Source passage:
__________________________________________________
Dry (arid and semi-arid) climate
In this climate the yearly evaporation outpaces the rainfall. Maui reaches the semi-arid step but never crosses into true desert, which is where it parts ways with the Big Island.
Dry semi-arid (steppe)
A dry grassland climate, drier than the tropics but wetter than desert. On Maui it lines the leeward coasts that sit in the mountains’ rain shadow. Color on the map
Where to find it on Maui: the leeward beaches from Kīhei and Wailea in the south up to the Kāʻanapali and Lāhainā coast in the west, plus the whole of Kahoʻolawe, which sits deep in the rain shadow.
Located in south Maui at only minutes from Wailea and Kihei and also known as Big Beach, Makena Beach is known for its beauty and spaciousness. Photo by Pawan Thapa on Unsplash
Temperate climate
The coldest month averages between 64° F (18° C) and 27° F (-3° C), and the warmest month is above 50° F (10° C). Two sub-zones appear on Maui.
Summer dry
At least three times as much rain in the wettest winter month as in the driest summer month. Our map splits it by elevation into a warm version lower down and a cool version higher up. Both are a single Köppen zone, which is why the map’s 8 labels count as 7. Color for the warm version. Color for the cool version
Where to find it on Maui: upcountry Kula and Makawao for the warm version, and the higher ground toward Polipoli, where nights drop into the 40s, for the cool one.
Continuously wet
At least 30 mm of rain in the driest month, with a smaller swing between wet and dry than the summer-dry zone. These are the greener mid-elevation windward slopes. Color on the map
Where to find it on Maui: the mid-elevation windward slopes around Makawao and upper Haʻikū.
Polar climate
Polar climates average below 50° F (10° C) every month of the year. One sub-zone reaches Maui.
__________________________________________________
Information given:

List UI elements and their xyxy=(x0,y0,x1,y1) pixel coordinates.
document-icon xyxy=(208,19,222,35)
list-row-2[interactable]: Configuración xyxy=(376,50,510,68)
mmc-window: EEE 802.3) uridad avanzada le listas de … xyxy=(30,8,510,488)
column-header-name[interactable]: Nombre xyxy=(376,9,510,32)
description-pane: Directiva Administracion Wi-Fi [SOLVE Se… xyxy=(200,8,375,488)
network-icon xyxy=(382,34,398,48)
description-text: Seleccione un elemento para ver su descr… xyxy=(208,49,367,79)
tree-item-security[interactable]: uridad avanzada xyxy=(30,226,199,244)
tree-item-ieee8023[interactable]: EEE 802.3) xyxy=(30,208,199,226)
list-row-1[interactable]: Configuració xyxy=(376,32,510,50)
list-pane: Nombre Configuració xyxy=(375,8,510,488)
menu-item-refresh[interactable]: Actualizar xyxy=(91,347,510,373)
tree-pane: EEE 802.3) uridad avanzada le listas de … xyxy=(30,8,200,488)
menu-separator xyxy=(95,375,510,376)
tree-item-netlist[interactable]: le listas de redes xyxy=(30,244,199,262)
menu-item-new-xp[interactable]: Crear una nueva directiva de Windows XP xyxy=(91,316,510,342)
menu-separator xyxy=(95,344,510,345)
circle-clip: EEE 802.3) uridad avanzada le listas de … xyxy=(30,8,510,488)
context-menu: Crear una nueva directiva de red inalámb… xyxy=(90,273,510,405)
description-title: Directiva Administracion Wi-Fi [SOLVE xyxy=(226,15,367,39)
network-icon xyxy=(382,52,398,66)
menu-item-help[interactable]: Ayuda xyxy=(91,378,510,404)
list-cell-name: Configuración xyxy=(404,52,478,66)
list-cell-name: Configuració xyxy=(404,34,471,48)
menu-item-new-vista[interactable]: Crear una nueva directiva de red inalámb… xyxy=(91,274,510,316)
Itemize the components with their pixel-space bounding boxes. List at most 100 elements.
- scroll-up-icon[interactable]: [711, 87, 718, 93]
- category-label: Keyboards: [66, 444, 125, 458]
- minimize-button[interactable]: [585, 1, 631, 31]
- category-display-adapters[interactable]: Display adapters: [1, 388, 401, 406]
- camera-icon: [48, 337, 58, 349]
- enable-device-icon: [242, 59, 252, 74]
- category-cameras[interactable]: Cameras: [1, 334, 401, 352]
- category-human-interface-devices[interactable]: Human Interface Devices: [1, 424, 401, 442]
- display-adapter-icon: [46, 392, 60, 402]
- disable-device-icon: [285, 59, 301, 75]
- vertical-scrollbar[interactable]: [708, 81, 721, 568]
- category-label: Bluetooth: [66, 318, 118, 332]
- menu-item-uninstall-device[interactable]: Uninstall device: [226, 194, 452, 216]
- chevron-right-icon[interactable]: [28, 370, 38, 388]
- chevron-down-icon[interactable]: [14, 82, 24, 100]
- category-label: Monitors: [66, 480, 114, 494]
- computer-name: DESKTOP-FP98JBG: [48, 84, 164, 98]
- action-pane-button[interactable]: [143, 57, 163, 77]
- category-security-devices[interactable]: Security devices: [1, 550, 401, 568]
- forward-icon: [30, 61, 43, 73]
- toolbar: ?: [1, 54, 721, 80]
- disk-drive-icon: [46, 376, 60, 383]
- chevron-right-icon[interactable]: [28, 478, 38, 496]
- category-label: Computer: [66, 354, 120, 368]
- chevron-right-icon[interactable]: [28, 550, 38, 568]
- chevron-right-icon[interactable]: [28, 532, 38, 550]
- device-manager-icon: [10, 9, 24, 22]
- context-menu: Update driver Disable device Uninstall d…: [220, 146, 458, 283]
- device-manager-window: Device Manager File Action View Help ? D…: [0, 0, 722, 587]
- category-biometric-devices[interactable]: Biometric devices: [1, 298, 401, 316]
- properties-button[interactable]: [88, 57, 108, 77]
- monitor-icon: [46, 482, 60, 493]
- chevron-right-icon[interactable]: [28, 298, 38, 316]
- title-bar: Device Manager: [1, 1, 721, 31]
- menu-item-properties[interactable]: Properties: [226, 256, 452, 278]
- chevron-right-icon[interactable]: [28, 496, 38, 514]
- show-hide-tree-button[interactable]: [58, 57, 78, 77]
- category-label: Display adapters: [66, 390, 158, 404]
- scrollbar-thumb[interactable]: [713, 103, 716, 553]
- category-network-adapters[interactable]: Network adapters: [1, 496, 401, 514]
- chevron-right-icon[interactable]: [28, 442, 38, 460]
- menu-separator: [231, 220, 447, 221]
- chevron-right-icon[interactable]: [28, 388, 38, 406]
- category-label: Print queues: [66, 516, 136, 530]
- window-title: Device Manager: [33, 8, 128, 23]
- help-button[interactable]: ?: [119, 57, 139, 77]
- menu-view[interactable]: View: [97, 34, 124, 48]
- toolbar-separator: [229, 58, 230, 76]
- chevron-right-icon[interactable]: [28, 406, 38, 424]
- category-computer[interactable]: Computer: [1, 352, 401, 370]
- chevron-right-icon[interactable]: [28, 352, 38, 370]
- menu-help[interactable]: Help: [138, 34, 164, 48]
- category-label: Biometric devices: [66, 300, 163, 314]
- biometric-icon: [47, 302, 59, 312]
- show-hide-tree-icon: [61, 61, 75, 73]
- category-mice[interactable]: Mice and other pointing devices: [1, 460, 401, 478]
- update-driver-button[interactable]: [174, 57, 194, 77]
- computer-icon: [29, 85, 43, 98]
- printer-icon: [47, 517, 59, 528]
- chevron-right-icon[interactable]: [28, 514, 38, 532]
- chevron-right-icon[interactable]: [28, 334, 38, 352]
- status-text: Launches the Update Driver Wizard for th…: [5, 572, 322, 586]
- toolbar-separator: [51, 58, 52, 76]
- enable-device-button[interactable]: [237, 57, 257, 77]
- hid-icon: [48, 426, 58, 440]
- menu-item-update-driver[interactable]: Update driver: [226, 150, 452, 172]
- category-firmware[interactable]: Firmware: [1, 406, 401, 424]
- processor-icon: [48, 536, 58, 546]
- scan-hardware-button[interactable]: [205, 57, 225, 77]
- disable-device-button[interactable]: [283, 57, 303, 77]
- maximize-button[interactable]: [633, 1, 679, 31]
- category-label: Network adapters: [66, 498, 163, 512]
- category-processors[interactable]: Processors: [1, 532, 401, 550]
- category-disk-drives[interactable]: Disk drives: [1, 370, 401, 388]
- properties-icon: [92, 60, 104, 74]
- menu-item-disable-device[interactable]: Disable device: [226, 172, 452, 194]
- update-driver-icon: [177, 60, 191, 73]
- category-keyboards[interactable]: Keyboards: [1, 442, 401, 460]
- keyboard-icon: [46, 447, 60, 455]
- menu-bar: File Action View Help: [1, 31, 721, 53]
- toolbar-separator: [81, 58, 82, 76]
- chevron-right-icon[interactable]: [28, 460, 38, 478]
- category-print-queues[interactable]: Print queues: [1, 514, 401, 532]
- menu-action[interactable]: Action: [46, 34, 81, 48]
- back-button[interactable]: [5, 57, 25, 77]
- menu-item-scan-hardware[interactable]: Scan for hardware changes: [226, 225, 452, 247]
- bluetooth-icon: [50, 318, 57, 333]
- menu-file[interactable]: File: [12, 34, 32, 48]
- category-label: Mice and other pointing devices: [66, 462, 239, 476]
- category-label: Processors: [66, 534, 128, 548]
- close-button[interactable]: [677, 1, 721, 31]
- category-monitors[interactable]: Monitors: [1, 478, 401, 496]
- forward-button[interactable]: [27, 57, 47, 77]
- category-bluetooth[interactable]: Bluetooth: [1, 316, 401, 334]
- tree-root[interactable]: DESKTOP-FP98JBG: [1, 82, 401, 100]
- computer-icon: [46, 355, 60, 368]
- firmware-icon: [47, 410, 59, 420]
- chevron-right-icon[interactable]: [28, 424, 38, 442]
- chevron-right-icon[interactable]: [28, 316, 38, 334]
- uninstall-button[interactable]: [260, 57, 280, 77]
__________________________________________________
Questions:
1 – Transcribe the stretch of the Maui climate passage from "A dry grassland" through "appear on Maui.".
2 – Answer these questions using the Maui climate passage.
(a) Which island falls entirely within the semi-arid steppe zone because it sits deep in the rain shadow?
(b) How much rain must fall in the driest month for the continuously wet zone?
(c) Where on Maui do nights drop into the 40s?
3 – Translate this sentence from the Maui climate passage into Spanish: "In this climate the yearly evaporation outpaces the rainfall."

Answers provided:
1 –
A dry grassland climate, drier than the tropics but wetter than desert. On Maui it lines the leeward coasts that sit in the mountains’ rain shadow. Color on the map
Where to find it on Maui: the leeward beaches from Kīhei and Wailea in the south up to the Kāʻanapali and Lāhainā coast in the west, plus the whole of Kahoʻolawe, which sits deep in the rain shadow.
Located in south Maui at only minutes from Wailea and Kihei and also known as Big Beach, Makena Beach is known for its beauty and spaciousness. Photo by Pawan Thapa on Unsplash
Temperate climate
The coldest month averages between 64° F (18° C) and 27° F (-3° C), and the warmest month is above 50° F (10° C). Two sub-zones appear on Maui.

2 –
(a) Kahoʻolawe
(b) At least 30 mm
(c) On the higher ground toward Polipoli

3 – En este clima, la evaporación anual supera a la precipitación.